Quote the whole listing exactly. Leave the pictures out of your copy.
>> Begin Data extract
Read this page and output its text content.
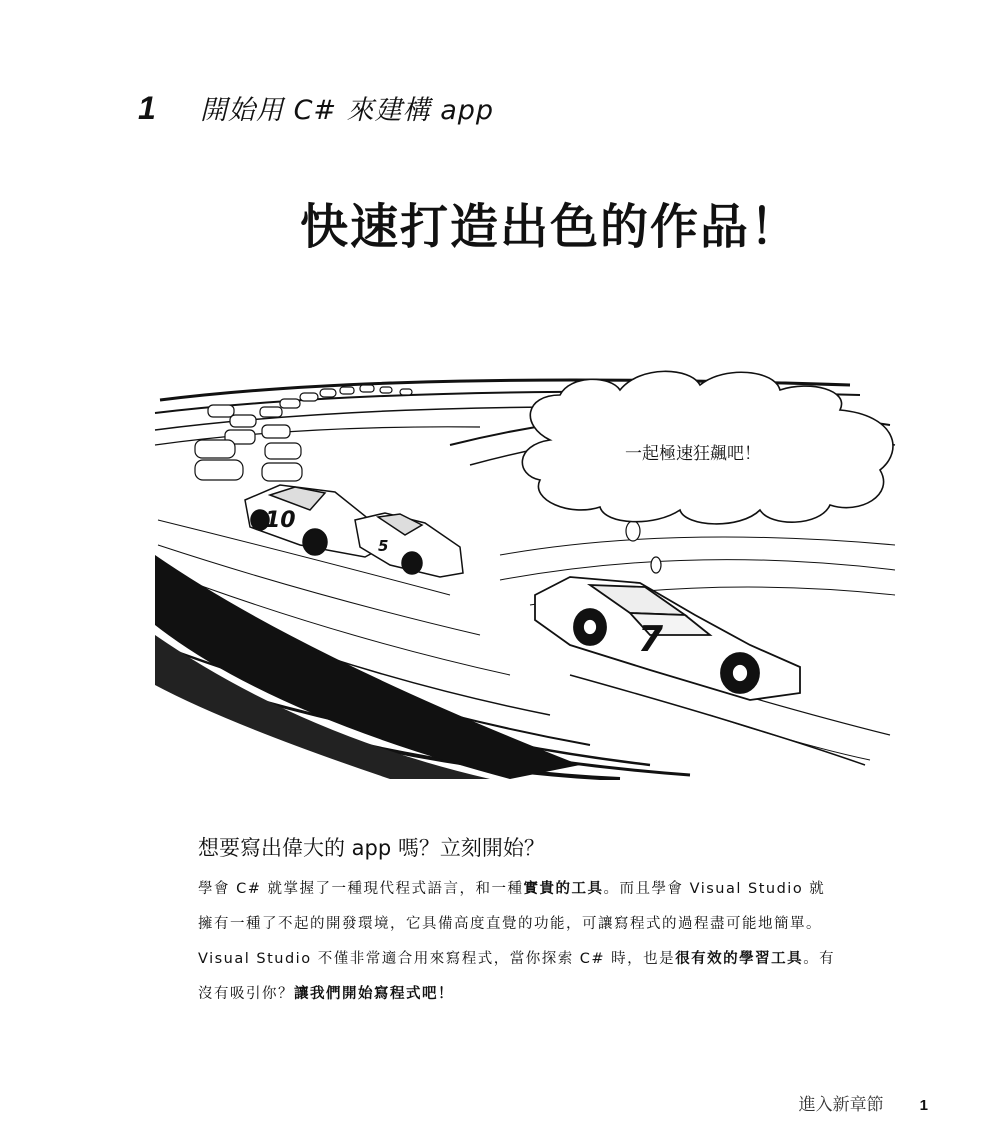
1	開始用 C# 來建構 app
快速打造出色的作品！
10
5
7
一起極速狂飆吧！
想要寫出偉大的 app 嗎？立刻開始？

學會 C# 就掌握了一種現代程式語言，和一種實貴的工具。而且學會 Visual Studio 就擁有一種了不起的開發環境，它具備高度直覺的功能，可讓寫程式的過程盡可能地簡單。Visual Studio 不僅非常適合用來寫程式，當你探索 C# 時，也是很有效的學習工具。有沒有吸引你？讓我們開始寫程式吧！

進入新章節 1
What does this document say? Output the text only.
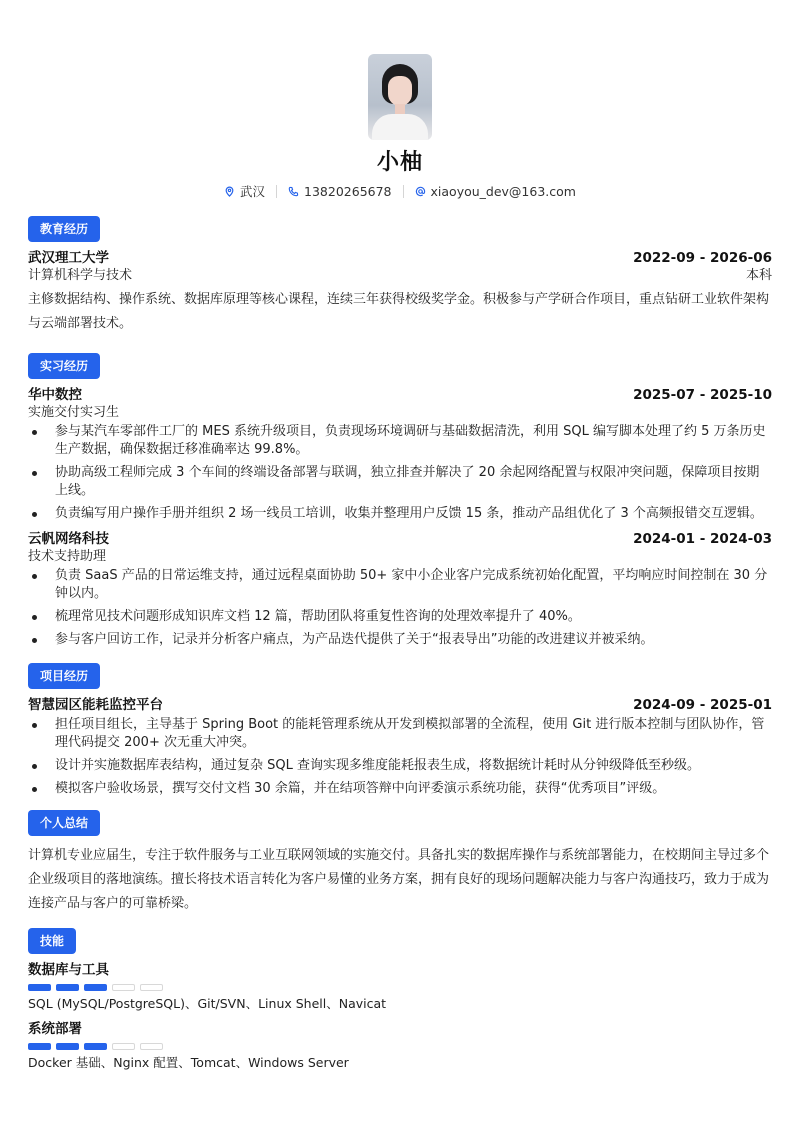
小柚
武汉	13820265678	xiaoyou_dev@163.com
教育经历
武汉理工大学	2022-09 - 2026-06
计算机科学与技术	本科
主修数据结构、操作系统、数据库原理等核心课程，连续三年获得校级奖学金。积极参与产学研合作项目，重点钻研工业软件架构与云端部署技术。
实习经历
华中数控	2025-07 - 2025-10
实施交付实习生
参与某汽车零部件工厂的 MES 系统升级项目，负责现场环境调研与基础数据清洗，利用 SQL 编写脚本处理了约 5 万条历史生产数据，确保数据迁移准确率达 99.8%。
协助高级工程师完成 3 个车间的终端设备部署与联调，独立排查并解决了 20 余起网络配置与权限冲突问题，保障项目按期上线。
负责编写用户操作手册并组织 2 场一线员工培训，收集并整理用户反馈 15 条，推动产品组优化了 3 个高频报错交互逻辑。
云帆网络科技	2024-01 - 2024-03
技术支持助理
负责 SaaS 产品的日常运维支持，通过远程桌面协助 50+ 家中小企业客户完成系统初始化配置，平均响应时间控制在 30 分钟以内。
梳理常见技术问题形成知识库文档 12 篇，帮助团队将重复性咨询的处理效率提升了 40%。
参与客户回访工作，记录并分析客户痛点，为产品迭代提供了关于“报表导出”功能的改进建议并被采纳。
项目经历
智慧园区能耗监控平台	2024-09 - 2025-01
担任项目组长，主导基于 Spring Boot 的能耗管理系统从开发到模拟部署的全流程，使用 Git 进行版本控制与团队协作，管理代码提交 200+ 次无重大冲突。
设计并实施数据库表结构，通过复杂 SQL 查询实现多维度能耗报表生成，将数据统计耗时从分钟级降低至秒级。
模拟客户验收场景，撰写交付文档 30 余篇，并在结项答辩中向评委演示系统功能，获得“优秀项目”评级。
个人总结
计算机专业应届生，专注于软件服务与工业互联网领域的实施交付。具备扎实的数据库操作与系统部署能力，在校期间主导过多个企业级项目的落地演练。擅长将技术语言转化为客户易懂的业务方案，拥有良好的现场问题解决能力与客户沟通技巧，致力于成为连接产品与客户的可靠桥梁。
技能
数据库与工具
SQL (MySQL/PostgreSQL)、Git/SVN、Linux Shell、Navicat
系统部署
Docker 基础、Nginx 配置、Tomcat、Windows Server
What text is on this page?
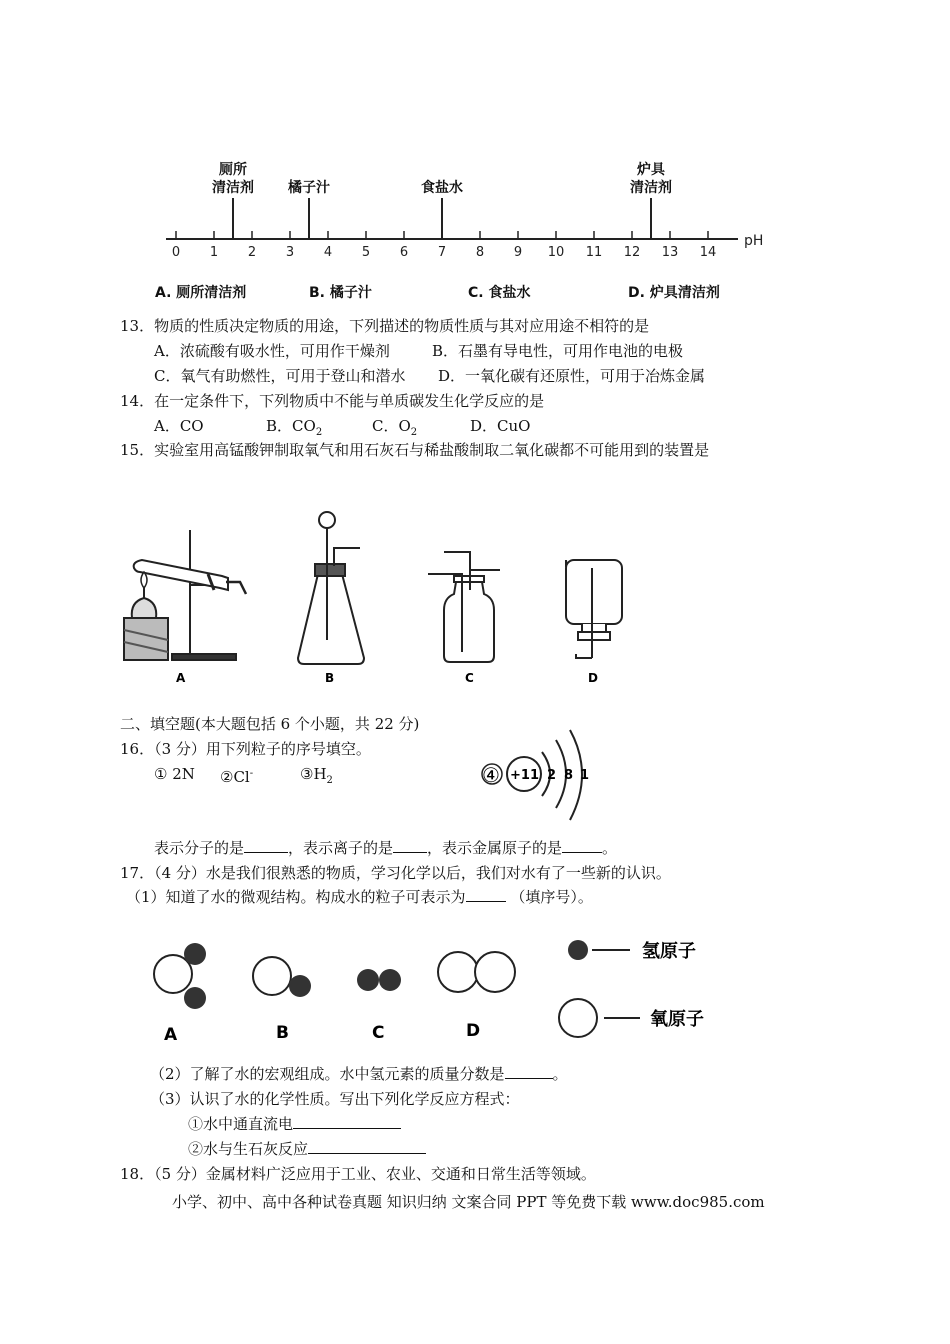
0 1 2 3 4 5 6 7 8 9 10 11 12 13 14
厕所
清洁剂 橘子汁	食盐水
炉具
清洁剂
pH
A. 厕所清洁剂	B. 橘子汁	C. 食盐水	D. 炉具清洁剂
13．物质的性质决定物质的用途，下列描述的物质性质与其对应用途不相符的是
A．浓硫酸有吸水性，可用作干燥剂	B．石墨有导电性，可用作电池的电极
C．氧气有助燃性，可用于登山和潜水 D．一氧化碳有还原性，可用于冶炼金属
14．在一定条件下，下列物质中不能与单质碳发生化学反应的是
A．CO	B．$CO_2$	C．$O_2$	D．CuO
15．实验室用高锰酸钾制取氧气和用石灰石与稀盐酸制取二氧化碳都不可能用到的装置是
A	B	C	D
二、填空题(本大题包括 6 个小题，共 22 分)
16．（3 分）用下列粒子的序号填空。
① 2N ②Cl-	$③H_2$	④ +11 2 8 1
表示分子的是	，表示离子的是 ，表示金属原子的是	。
17．（4 分）水是我们很熟悉的物质，学习化学以后，我们对水有了一些新的认识。
（1）知道了水的微观结构。构成水的粒子可表示为	（填序号）。
A	B	C	D
氢原子
氧原子
（2）了解了水的宏观组成。水中氢元素的质量分数是	。
（3）认识了水的化学性质。写出下列化学反应方程式：
①水中通直流电
②水与生石灰反应
18．（5 分）金属材料广泛应用于工业、农业、交通和日常生活等领域。
小学、初中、高中各种试卷真题 知识归纳 文案合同 PPT 等免费下载 www.doc985.com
>> End Data extract
▶ Exercise response
Read this page and output its text content.
1	開始用 C# 來建構 app
快速打造出色的作品！
10
5
7
一起極速狂飆吧！
想要寫出偉大的 app 嗎？立刻開始？

學會 C# 就掌握了一種現代程式語言，和一種實貴的工具。而且學會 Visual Studio 就擁有一種了不起的開發環境，它具備高度直覺的功能，可讓寫程式的過程盡可能地簡單。Visual Studio 不僅非常適合用來寫程式，當你探索 C# 時，也是很有效的學習工具。有沒有吸引你？讓我們開始寫程式吧！

進入新章節 1
What does this document say? Output the text only.
小柚
武汉	13820265678	xiaoyou_dev@163.com
教育经历
武汉理工大学	2022-09 - 2026-06
计算机科学与技术	本科
主修数据结构、操作系统、数据库原理等核心课程，连续三年获得校级奖学金。积极参与产学研合作项目，重点钻研工业软件架构与云端部署技术。
实习经历
华中数控	2025-07 - 2025-10
实施交付实习生
参与某汽车零部件工厂的 MES 系统升级项目，负责现场环境调研与基础数据清洗，利用 SQL 编写脚本处理了约 5 万条历史生产数据，确保数据迁移准确率达 99.8%。
协助高级工程师完成 3 个车间的终端设备部署与联调，独立排查并解决了 20 余起网络配置与权限冲突问题，保障项目按期上线。
负责编写用户操作手册并组织 2 场一线员工培训，收集并整理用户反馈 15 条，推动产品组优化了 3 个高频报错交互逻辑。
云帆网络科技	2024-01 - 2024-03
技术支持助理
负责 SaaS 产品的日常运维支持，通过远程桌面协助 50+ 家中小企业客户完成系统初始化配置，平均响应时间控制在 30 分钟以内。
梳理常见技术问题形成知识库文档 12 篇，帮助团队将重复性咨询的处理效率提升了 40%。
参与客户回访工作，记录并分析客户痛点，为产品迭代提供了关于“报表导出”功能的改进建议并被采纳。
项目经历
智慧园区能耗监控平台	2024-09 - 2025-01
担任项目组长，主导基于 Spring Boot 的能耗管理系统从开发到模拟部署的全流程，使用 Git 进行版本控制与团队协作，管理代码提交 200+ 次无重大冲突。
设计并实施数据库表结构，通过复杂 SQL 查询实现多维度能耗报表生成，将数据统计耗时从分钟级降低至秒级。
模拟客户验收场景，撰写交付文档 30 余篇，并在结项答辩中向评委演示系统功能，获得“优秀项目”评级。
个人总结
计算机专业应届生，专注于软件服务与工业互联网领域的实施交付。具备扎实的数据库操作与系统部署能力，在校期间主导过多个企业级项目的落地演练。擅长将技术语言转化为客户易懂的业务方案，拥有良好的现场问题解决能力与客户沟通技巧，致力于成为连接产品与客户的可靠桥梁。
技能
数据库与工具
SQL (MySQL/PostgreSQL)、Git/SVN、Linux Shell、Navicat
系统部署
Docker 基础、Nginx 配置、Tomcat、Windows Server
What text is on this page?
0 1 2 3 4 5 6 7 8 9 10 11 12 13 14
厕所
清洁剂 橘子汁	食盐水
炉具
清洁剂
pH
A. 厕所清洁剂	B. 橘子汁	C. 食盐水	D. 炉具清洁剂
13．物质的性质决定物质的用途，下列描述的物质性质与其对应用途不相符的是
A．浓硫酸有吸水性，可用作干燥剂	B．石墨有导电性，可用作电池的电极
C．氧气有助燃性，可用于登山和潜水 D．一氧化碳有还原性，可用于冶炼金属
14．在一定条件下，下列物质中不能与单质碳发生化学反应的是
A．CO	B．$CO_2$	C．$O_2$	D．CuO
15．实验室用高锰酸钾制取氧气和用石灰石与稀盐酸制取二氧化碳都不可能用到的装置是
A	B	C	D
二、填空题(本大题包括 6 个小题，共 22 分)
16．（3 分）用下列粒子的序号填空。
① 2N ②Cl-	$③H_2$	④ +11 2 8 1
表示分子的是	，表示离子的是 ，表示金属原子的是	。
17．（4 分）水是我们很熟悉的物质，学习化学以后，我们对水有了一些新的认识。
（1）知道了水的微观结构。构成水的粒子可表示为	（填序号）。
A	B	C	D
氢原子
氧原子
（2）了解了水的宏观组成。水中氢元素的质量分数是	。
（3）认识了水的化学性质。写出下列化学反应方程式：
①水中通直流电
②水与生石灰反应
18．（5 分）金属材料广泛应用于工业、农业、交通和日常生活等领域。
小学、初中、高中各种试卷真题 知识归纳 文案合同 PPT 等免费下载 www.doc985.com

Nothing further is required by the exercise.